# [WHAT YOU NEED TO DO]
Write out the listing below exactly, and omit any images you find in it.

[Data entries]
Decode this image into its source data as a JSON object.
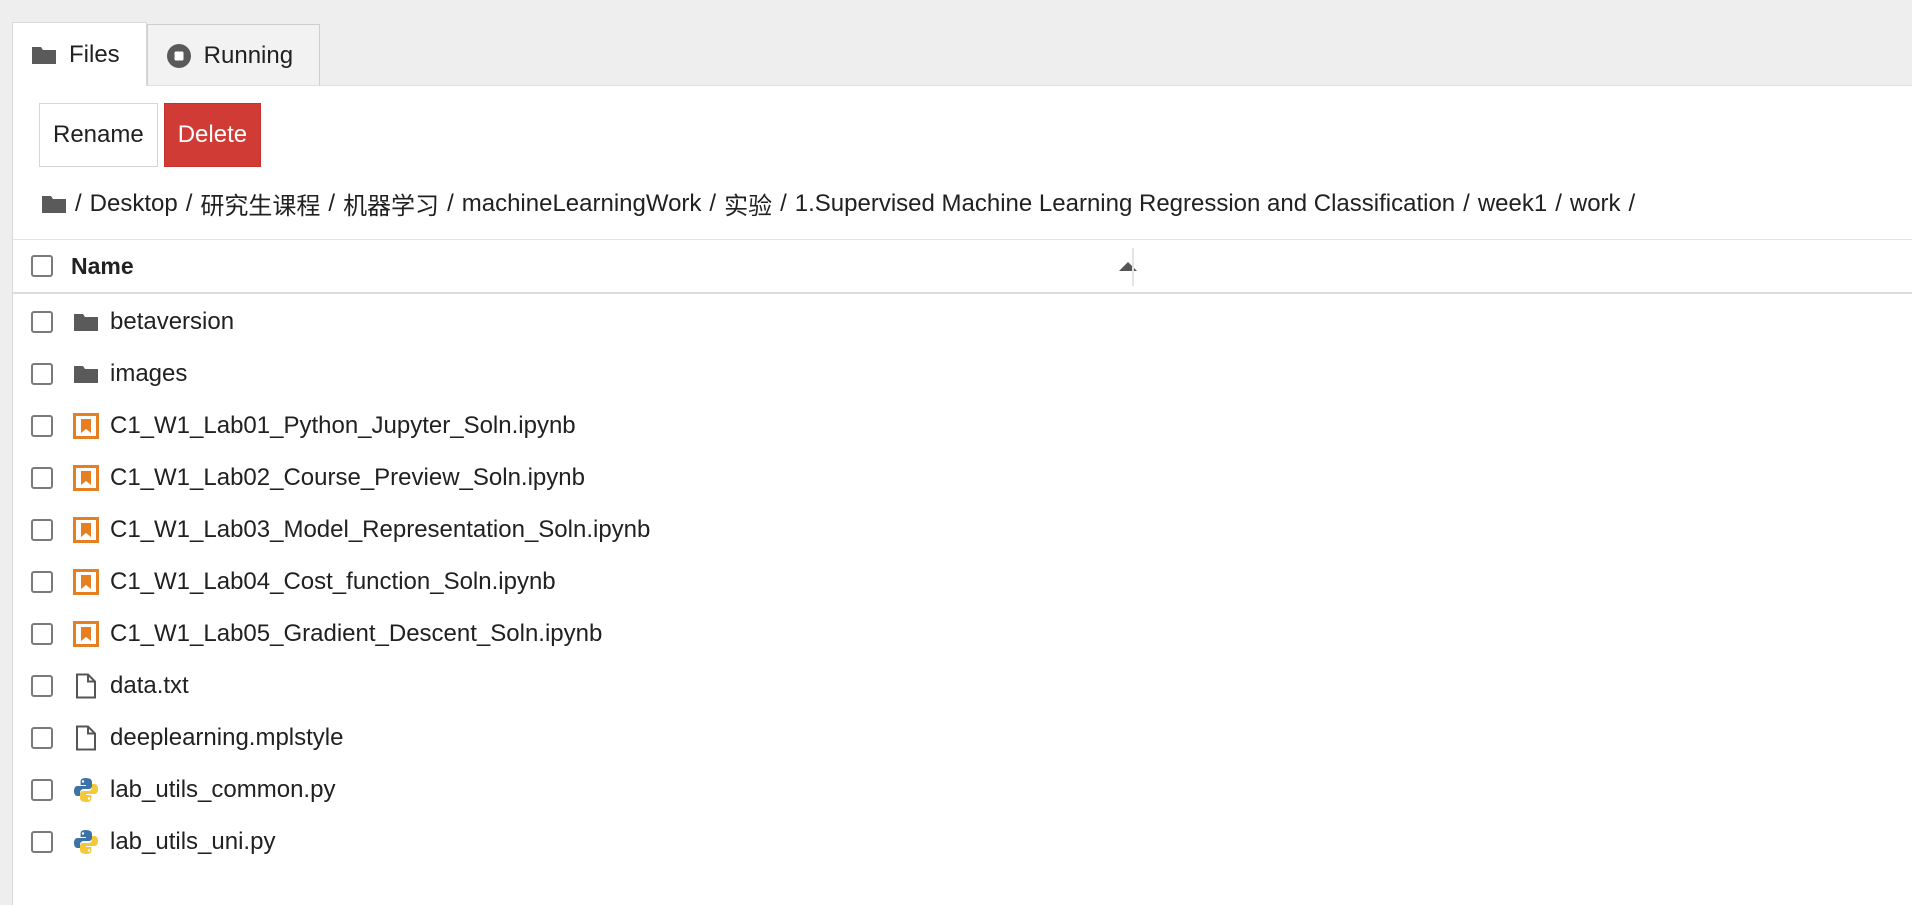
{
  "tabs": [
    {
      "label": "Files",
      "icon": "folder-icon",
      "active": true
    },
    {
      "label": "Running",
      "icon": "stop-circle-icon",
      "active": false
    }
  ],
  "toolbar": {
    "rename_label": "Rename",
    "delete_label": "Delete"
  },
  "breadcrumb": {
    "root_icon": "folder-icon",
    "items": [
      "Desktop",
      "研究生课程",
      "机器学习",
      "machineLearningWork",
      "实验",
      "1.Supervised Machine Learning Regression and Classification",
      "week1",
      "work"
    ],
    "separator": "/"
  },
  "listing": {
    "name_header": "Name",
    "sort": "ascending",
    "files": [
      {
        "name": "betaversion",
        "type": "folder",
        "icon": "folder-icon"
      },
      {
        "name": "images",
        "type": "folder",
        "icon": "folder-icon"
      },
      {
        "name": "C1_W1_Lab01_Python_Jupyter_Soln.ipynb",
        "type": "notebook",
        "icon": "notebook-icon"
      },
      {
        "name": "C1_W1_Lab02_Course_Preview_Soln.ipynb",
        "type": "notebook",
        "icon": "notebook-icon"
      },
      {
        "name": "C1_W1_Lab03_Model_Representation_Soln.ipynb",
        "type": "notebook",
        "icon": "notebook-icon"
      },
      {
        "name": "C1_W1_Lab04_Cost_function_Soln.ipynb",
        "type": "notebook",
        "icon": "notebook-icon"
      },
      {
        "name": "C1_W1_Lab05_Gradient_Descent_Soln.ipynb",
        "type": "notebook",
        "icon": "notebook-icon"
      },
      {
        "name": "data.txt",
        "type": "file",
        "icon": "file-icon"
      },
      {
        "name": "deeplearning.mplstyle",
        "type": "file",
        "icon": "file-icon"
      },
      {
        "name": "lab_utils_common.py",
        "type": "python",
        "icon": "python-icon"
      },
      {
        "name": "lab_utils_uni.py",
        "type": "python",
        "icon": "python-icon"
      }
    ]
  },
  "colors": {
    "delete_button": "#d03b35",
    "notebook_icon": "#e67e22",
    "folder_icon": "#5a5a5a"
  }
}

# [RESULT OF THIS TASK]
Decode this image into its source data as a JSON object.
{
  "tabs": [
    {
      "label": "Files",
      "icon": "folder-icon",
      "active": true
    },
    {
      "label": "Running",
      "icon": "stop-circle-icon",
      "active": false
    }
  ],
  "toolbar": {
    "rename_label": "Rename",
    "delete_label": "Delete"
  },
  "breadcrumb": {
    "root_icon": "folder-icon",
    "items": [
      "Desktop",
      "研究生课程",
      "机器学习",
      "machineLearningWork",
      "实验",
      "1.Supervised Machine Learning Regression and Classification",
      "week1",
      "work"
    ],
    "separator": "/"
  },
  "listing": {
    "name_header": "Name",
    "sort": "ascending",
    "files": [
      {
        "name": "betaversion",
        "type": "folder",
        "icon": "folder-icon"
      },
      {
        "name": "images",
        "type": "folder",
        "icon": "folder-icon"
      },
      {
        "name": "C1_W1_Lab01_Python_Jupyter_Soln.ipynb",
        "type": "notebook",
        "icon": "notebook-icon"
      },
      {
        "name": "C1_W1_Lab02_Course_Preview_Soln.ipynb",
        "type": "notebook",
        "icon": "notebook-icon"
      },
      {
        "name": "C1_W1_Lab03_Model_Representation_Soln.ipynb",
        "type": "notebook",
        "icon": "notebook-icon"
      },
      {
        "name": "C1_W1_Lab04_Cost_function_Soln.ipynb",
        "type": "notebook",
        "icon": "notebook-icon"
      },
      {
        "name": "C1_W1_Lab05_Gradient_Descent_Soln.ipynb",
        "type": "notebook",
        "icon": "notebook-icon"
      },
      {
        "name": "data.txt",
        "type": "file",
        "icon": "file-icon"
      },
      {
        "name": "deeplearning.mplstyle",
        "type": "file",
        "icon": "file-icon"
      },
      {
        "name": "lab_utils_common.py",
        "type": "python",
        "icon": "python-icon"
      },
      {
        "name": "lab_utils_uni.py",
        "type": "python",
        "icon": "python-icon"
      }
    ]
  },
  "colors": {
    "delete_button": "#d03b35",
    "notebook_icon": "#e67e22",
    "folder_icon": "#5a5a5a"
  }
}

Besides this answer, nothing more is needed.